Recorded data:
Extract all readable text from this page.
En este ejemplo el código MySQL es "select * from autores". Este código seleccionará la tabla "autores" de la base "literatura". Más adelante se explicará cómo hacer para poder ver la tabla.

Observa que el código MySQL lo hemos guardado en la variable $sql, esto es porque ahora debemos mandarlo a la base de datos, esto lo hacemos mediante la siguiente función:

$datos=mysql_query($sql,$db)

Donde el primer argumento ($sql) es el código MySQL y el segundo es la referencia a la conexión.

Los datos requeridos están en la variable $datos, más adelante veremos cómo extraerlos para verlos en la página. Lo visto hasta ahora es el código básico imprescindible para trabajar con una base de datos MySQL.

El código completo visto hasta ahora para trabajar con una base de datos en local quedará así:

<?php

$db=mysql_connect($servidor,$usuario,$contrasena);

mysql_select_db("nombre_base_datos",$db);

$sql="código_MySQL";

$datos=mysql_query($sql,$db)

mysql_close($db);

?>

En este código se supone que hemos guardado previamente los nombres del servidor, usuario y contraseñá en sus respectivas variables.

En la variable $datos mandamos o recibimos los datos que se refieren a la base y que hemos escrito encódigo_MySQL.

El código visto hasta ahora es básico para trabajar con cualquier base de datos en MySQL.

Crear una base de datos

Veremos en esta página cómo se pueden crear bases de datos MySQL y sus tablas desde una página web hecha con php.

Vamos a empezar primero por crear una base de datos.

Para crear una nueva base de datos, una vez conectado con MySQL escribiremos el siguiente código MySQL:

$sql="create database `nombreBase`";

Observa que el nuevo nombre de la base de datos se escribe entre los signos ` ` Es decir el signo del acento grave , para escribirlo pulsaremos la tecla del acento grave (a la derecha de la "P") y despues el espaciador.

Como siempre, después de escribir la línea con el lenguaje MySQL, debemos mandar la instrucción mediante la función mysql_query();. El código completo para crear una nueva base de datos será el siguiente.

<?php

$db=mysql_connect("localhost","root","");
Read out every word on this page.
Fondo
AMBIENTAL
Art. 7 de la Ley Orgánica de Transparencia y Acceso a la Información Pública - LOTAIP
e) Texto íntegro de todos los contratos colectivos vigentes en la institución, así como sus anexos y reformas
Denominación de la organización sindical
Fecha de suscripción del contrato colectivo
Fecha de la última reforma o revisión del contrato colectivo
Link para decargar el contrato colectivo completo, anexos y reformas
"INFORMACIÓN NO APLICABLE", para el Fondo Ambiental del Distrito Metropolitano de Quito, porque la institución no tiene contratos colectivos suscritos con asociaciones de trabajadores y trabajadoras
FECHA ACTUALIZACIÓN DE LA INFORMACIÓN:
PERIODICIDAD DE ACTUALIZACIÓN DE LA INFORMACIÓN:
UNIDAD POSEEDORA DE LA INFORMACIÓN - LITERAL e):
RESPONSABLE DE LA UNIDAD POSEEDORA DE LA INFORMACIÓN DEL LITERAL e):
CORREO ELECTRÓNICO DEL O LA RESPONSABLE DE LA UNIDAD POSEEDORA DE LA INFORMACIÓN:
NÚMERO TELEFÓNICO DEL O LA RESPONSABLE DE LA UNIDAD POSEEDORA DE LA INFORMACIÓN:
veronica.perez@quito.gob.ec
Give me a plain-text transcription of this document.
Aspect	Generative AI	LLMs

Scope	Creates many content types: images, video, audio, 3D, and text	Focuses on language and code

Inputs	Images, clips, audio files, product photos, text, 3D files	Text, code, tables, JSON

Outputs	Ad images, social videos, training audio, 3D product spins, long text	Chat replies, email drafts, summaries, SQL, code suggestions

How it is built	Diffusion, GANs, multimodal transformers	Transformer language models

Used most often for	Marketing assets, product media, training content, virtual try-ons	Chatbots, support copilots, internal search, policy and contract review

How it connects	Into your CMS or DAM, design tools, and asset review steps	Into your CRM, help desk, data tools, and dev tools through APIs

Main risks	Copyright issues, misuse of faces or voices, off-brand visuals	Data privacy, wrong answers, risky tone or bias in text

YOUR TASK: Collect each line above holding the string "mediante".

EXERCISE RESPONSE:
Observa que el código MySQL lo hemos guardado en la variable $sql, esto es porque ahora debemos mandarlo a la base de datos, esto lo hacemos mediante la siguiente función:
Como siempre, después de escribir la línea con el lenguaje MySQL, debemos mandar la instrucción mediante la función mysql_query();. El código completo para crear una nueva base de datos será el siguiente.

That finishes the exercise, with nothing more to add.